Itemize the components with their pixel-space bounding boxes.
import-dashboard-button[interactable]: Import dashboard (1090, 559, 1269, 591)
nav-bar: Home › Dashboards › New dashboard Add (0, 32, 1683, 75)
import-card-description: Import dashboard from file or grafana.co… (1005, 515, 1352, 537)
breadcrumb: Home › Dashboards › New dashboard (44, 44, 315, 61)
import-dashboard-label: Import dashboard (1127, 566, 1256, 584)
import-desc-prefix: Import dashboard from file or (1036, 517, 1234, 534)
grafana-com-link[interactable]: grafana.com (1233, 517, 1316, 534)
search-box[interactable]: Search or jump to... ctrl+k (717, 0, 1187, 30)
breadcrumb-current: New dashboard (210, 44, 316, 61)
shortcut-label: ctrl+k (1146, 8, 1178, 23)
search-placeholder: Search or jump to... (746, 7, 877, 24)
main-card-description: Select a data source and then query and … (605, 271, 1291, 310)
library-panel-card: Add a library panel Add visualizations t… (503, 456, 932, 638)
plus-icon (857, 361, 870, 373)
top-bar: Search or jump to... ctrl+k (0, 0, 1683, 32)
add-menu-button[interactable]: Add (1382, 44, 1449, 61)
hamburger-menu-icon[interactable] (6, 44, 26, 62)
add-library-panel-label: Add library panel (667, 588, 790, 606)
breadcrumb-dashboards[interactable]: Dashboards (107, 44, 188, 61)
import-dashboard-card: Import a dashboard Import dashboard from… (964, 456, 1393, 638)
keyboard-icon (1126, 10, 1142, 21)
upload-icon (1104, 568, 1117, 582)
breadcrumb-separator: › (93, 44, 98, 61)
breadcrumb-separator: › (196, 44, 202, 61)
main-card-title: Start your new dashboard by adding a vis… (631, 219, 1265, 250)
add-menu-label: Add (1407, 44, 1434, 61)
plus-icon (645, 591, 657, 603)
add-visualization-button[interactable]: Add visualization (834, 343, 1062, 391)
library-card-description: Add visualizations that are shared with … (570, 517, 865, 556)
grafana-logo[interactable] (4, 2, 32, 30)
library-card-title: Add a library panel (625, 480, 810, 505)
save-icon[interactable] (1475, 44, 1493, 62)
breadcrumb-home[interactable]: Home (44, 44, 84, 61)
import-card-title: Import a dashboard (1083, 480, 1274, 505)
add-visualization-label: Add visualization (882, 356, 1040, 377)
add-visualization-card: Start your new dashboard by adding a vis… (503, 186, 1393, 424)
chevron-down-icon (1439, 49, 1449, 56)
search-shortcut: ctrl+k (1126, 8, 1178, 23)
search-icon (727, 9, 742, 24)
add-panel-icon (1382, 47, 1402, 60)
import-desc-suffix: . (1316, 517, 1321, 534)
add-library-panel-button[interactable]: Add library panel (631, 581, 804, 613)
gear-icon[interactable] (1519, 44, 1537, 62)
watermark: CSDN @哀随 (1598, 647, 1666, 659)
======
● Set exercise
Arrange the records above as a Markdown table with two columns, Row and Line: give each non-blank line its row number and its full text.

● Written solution
| Row | Line |
|---|---|
| 1 | Itemize the components with their pixel-space bounding boxes. |
| 2 | import-dashboard-button[interactable]: Import dashboard (1090, 559, 1269, 591) |
| 3 | nav-bar: Home › Dashboards › New dashboard Add (0, 32, 1683, 75) |
| 4 | import-card-description: Import dashboard from file or grafana.co… (1005, 515, 1352, 537) |
| 5 | breadcrumb: Home › Dashboards › New dashboard (44, 44, 315, 61) |
| 6 | import-dashboard-label: Import dashboard (1127, 566, 1256, 584) |
| 7 | import-desc-prefix: Import dashboard from file or (1036, 517, 1234, 534) |
| 8 | grafana-com-link[interactable]: grafana.com (1233, 517, 1316, 534) |
| 9 | search-box[interactable]: Search or jump to... ctrl+k (717, 0, 1187, 30) |
| 10 | breadcrumb-current: New dashboard (210, 44, 316, 61) |
| 11 | shortcut-label: ctrl+k (1146, 8, 1178, 23) |
| 12 | search-placeholder: Search or jump to... (746, 7, 877, 24) |
| 13 | main-card-description: Select a data source and then query and … (605, 271, 1291, 310) |
| 14 | library-panel-card: Add a library panel Add visualizations t… (503, 456, 932, 638) |
| 15 | plus-icon (857, 361, 870, 373) |
| 16 | top-bar: Search or jump to... ctrl+k (0, 0, 1683, 32) |
| 17 | add-menu-button[interactable]: Add (1382, 44, 1449, 61) |
| 18 | hamburger-menu-icon[interactable] (6, 44, 26, 62) |
| 19 | add-library-panel-label: Add library panel (667, 588, 790, 606) |
| 20 | breadcrumb-dashboards[interactable]: Dashboards (107, 44, 188, 61) |
| 21 | import-dashboard-card: Import a dashboard Import dashboard from… (964, 456, 1393, 638) |
| 22 | keyboard-icon (1126, 10, 1142, 21) |
| 23 | upload-icon (1104, 568, 1117, 582) |
| 24 | breadcrumb-separator: › (93, 44, 98, 61) |
| 25 | breadcrumb-separator: › (196, 44, 202, 61) |
| 26 | main-card-title: Start your new dashboard by adding a vis… (631, 219, 1265, 250) |
| 27 | add-menu-label: Add (1407, 44, 1434, 61) |
| 28 | plus-icon (645, 591, 657, 603) |
| 29 | add-visualization-button[interactable]: Add visualization (834, 343, 1062, 391) |
| 30 | library-card-description: Add visualizations that are shared with … (570, 517, 865, 556) |
| 31 | grafana-logo[interactable] (4, 2, 32, 30) |
| 32 | library-card-title: Add a library panel (625, 480, 810, 505) |
| 33 | save-icon[interactable] (1475, 44, 1493, 62) |
| 34 | breadcrumb-home[interactable]: Home (44, 44, 84, 61) |
| 35 | import-card-title: Import a dashboard (1083, 480, 1274, 505) |
| 36 | add-visualization-label: Add visualization (882, 356, 1040, 377) |
| 37 | add-visualization-card: Start your new dashboard by adding a vis… (503, 186, 1393, 424) |
| 38 | chevron-down-icon (1439, 49, 1449, 56) |
| 39 | search-shortcut: ctrl+k (1126, 8, 1178, 23) |
| 40 | search-icon (727, 9, 742, 24) |
| 41 | add-panel-icon (1382, 47, 1402, 60) |
| 42 | import-desc-suffix: . (1316, 517, 1321, 534) |
| 43 | add-library-panel-button[interactable]: Add library panel (631, 581, 804, 613) |
| 44 | gear-icon[interactable] (1519, 44, 1537, 62) |
| 45 | watermark: CSDN @哀随 (1598, 647, 1666, 659) |